■ **Task brief**
Look for the string "Validation" and copy every line that has it.
-- start of Working data --
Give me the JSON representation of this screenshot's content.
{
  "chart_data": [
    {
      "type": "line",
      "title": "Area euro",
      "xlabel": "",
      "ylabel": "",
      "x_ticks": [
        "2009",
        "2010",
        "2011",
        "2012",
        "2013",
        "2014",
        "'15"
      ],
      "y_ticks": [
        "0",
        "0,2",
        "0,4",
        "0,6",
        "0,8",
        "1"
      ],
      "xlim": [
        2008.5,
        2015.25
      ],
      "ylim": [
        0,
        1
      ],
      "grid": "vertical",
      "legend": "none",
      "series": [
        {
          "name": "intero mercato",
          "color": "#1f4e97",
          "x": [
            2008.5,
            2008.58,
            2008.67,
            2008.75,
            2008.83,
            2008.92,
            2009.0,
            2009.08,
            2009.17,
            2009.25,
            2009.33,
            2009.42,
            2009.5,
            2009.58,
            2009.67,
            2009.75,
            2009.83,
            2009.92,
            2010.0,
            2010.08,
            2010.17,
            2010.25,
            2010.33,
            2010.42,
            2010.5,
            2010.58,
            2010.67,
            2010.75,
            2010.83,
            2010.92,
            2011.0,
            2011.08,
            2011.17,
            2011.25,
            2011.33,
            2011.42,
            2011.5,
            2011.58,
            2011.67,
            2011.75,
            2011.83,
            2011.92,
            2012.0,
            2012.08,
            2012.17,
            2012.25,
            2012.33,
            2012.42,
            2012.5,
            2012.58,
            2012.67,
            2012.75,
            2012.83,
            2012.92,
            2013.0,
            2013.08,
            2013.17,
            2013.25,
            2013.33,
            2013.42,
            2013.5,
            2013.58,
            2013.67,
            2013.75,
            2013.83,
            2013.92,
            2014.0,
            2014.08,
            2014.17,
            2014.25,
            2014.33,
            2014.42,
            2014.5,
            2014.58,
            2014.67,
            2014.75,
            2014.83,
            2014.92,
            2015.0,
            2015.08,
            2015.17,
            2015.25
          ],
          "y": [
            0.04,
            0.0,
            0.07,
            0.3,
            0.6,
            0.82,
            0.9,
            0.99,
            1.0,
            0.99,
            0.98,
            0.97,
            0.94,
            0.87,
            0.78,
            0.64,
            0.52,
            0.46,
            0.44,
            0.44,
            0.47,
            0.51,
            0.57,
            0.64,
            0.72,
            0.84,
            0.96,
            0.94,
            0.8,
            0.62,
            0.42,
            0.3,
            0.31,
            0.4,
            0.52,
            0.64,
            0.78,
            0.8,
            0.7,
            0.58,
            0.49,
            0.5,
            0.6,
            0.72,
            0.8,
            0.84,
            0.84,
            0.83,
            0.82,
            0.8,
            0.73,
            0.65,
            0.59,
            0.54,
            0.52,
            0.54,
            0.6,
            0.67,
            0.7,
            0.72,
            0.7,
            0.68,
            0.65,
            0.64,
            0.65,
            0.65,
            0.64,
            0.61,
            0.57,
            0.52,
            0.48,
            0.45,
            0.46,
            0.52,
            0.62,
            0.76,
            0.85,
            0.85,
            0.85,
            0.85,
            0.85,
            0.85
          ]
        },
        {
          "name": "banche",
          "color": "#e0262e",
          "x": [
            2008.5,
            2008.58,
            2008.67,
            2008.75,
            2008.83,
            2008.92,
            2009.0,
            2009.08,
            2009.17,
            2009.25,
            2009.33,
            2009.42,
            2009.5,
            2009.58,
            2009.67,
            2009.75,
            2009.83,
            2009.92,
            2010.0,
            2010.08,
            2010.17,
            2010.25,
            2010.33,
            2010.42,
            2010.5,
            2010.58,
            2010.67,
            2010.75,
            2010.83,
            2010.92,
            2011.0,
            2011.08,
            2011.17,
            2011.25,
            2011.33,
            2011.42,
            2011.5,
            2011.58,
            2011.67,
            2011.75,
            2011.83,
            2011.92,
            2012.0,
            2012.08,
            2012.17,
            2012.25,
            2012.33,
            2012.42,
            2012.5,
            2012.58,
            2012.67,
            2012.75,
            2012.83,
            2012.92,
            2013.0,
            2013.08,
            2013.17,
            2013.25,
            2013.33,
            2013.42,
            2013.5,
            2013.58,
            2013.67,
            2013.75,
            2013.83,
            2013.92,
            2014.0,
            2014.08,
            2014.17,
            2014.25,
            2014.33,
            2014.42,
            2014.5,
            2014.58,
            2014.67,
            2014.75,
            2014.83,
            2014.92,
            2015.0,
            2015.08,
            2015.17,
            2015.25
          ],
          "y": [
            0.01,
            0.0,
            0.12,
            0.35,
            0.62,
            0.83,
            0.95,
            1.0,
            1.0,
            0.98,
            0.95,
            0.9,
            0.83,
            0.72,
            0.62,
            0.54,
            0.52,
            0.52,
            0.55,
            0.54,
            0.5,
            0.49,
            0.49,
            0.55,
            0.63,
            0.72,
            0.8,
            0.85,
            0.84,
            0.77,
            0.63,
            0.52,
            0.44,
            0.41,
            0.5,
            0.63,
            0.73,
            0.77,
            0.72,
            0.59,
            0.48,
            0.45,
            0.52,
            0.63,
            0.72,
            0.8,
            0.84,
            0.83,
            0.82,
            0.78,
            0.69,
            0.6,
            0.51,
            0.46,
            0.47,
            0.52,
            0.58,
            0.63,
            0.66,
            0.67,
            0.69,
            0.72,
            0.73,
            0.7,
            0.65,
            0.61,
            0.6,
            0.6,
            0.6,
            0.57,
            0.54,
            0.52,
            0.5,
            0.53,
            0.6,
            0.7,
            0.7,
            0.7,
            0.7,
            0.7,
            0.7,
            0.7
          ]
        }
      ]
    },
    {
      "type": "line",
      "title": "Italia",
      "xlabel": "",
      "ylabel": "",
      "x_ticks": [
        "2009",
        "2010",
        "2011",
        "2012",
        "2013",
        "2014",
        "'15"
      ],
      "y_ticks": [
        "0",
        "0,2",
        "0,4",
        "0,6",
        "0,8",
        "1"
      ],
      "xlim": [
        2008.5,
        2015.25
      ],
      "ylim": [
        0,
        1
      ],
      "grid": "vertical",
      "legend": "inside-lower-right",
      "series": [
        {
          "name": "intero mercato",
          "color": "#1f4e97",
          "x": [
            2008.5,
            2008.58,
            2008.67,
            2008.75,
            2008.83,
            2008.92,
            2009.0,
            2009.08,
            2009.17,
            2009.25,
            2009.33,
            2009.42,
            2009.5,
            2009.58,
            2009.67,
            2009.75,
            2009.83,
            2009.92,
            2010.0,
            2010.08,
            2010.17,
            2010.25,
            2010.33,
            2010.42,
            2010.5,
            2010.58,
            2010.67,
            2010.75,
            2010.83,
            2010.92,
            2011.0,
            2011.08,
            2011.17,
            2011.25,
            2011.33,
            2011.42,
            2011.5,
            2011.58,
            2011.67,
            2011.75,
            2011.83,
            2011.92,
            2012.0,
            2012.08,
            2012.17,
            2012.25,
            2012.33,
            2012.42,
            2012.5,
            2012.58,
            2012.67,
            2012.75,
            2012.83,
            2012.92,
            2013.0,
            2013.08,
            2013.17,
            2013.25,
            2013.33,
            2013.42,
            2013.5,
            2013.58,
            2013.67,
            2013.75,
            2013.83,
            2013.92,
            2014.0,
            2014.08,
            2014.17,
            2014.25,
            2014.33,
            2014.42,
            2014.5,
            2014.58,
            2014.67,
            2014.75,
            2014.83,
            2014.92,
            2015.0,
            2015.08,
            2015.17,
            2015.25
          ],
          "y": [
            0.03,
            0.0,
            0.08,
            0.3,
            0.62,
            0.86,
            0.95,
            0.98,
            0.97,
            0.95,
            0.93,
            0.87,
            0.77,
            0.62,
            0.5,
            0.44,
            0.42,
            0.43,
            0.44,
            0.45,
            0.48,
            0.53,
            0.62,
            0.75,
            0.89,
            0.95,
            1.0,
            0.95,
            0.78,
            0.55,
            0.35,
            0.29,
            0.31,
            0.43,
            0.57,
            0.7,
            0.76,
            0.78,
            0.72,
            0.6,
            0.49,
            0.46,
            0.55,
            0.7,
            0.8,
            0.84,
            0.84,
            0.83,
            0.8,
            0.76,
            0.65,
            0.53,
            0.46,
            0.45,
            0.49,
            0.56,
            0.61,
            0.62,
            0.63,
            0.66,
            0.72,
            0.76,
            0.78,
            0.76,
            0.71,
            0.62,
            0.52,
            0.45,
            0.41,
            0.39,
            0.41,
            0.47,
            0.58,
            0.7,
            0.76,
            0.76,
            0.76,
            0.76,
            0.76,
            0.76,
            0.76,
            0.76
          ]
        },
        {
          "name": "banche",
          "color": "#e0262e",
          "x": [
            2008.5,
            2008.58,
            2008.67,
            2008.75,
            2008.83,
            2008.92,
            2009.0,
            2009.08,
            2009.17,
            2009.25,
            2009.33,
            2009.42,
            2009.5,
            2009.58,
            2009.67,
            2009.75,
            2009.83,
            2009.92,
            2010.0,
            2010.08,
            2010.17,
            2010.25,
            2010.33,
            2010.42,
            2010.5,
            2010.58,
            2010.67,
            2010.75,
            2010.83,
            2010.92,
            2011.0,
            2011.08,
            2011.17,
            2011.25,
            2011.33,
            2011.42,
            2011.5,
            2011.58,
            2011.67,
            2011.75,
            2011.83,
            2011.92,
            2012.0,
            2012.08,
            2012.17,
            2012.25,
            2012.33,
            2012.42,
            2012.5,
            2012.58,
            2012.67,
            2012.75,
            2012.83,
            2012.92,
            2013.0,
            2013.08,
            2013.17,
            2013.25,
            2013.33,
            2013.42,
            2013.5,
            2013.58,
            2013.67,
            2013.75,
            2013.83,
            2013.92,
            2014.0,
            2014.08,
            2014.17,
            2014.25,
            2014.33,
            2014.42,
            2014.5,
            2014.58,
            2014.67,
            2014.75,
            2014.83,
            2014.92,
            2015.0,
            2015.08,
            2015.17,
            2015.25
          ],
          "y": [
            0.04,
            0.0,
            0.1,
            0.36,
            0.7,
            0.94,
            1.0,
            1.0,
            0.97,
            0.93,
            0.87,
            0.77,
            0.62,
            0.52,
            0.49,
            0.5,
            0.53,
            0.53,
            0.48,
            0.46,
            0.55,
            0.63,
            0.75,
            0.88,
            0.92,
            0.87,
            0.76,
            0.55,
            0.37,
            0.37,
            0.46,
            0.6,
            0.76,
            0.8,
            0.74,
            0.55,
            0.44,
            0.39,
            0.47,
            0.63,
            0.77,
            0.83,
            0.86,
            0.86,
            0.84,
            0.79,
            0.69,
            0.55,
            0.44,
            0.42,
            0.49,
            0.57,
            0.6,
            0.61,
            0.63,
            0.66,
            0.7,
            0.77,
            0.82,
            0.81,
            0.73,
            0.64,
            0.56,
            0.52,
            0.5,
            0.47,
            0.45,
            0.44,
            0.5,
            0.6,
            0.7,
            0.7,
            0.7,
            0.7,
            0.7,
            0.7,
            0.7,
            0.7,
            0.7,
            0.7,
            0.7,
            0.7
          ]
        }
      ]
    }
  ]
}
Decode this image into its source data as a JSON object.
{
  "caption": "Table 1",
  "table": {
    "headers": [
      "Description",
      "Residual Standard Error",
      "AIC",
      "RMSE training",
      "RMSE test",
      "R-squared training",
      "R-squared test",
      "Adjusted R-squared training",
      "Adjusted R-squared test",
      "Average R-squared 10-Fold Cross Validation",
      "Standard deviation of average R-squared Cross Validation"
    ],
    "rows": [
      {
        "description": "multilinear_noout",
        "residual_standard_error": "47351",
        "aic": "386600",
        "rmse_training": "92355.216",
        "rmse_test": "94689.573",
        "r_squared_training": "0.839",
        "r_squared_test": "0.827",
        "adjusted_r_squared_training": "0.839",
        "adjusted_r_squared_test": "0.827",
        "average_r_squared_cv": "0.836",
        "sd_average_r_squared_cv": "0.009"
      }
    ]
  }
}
-- end of Working data --
■ **Response for this exercise**
      "Average R-squared 10-Fold Cross Validation",
      "Standard deviation of average R-squared Cross Validation"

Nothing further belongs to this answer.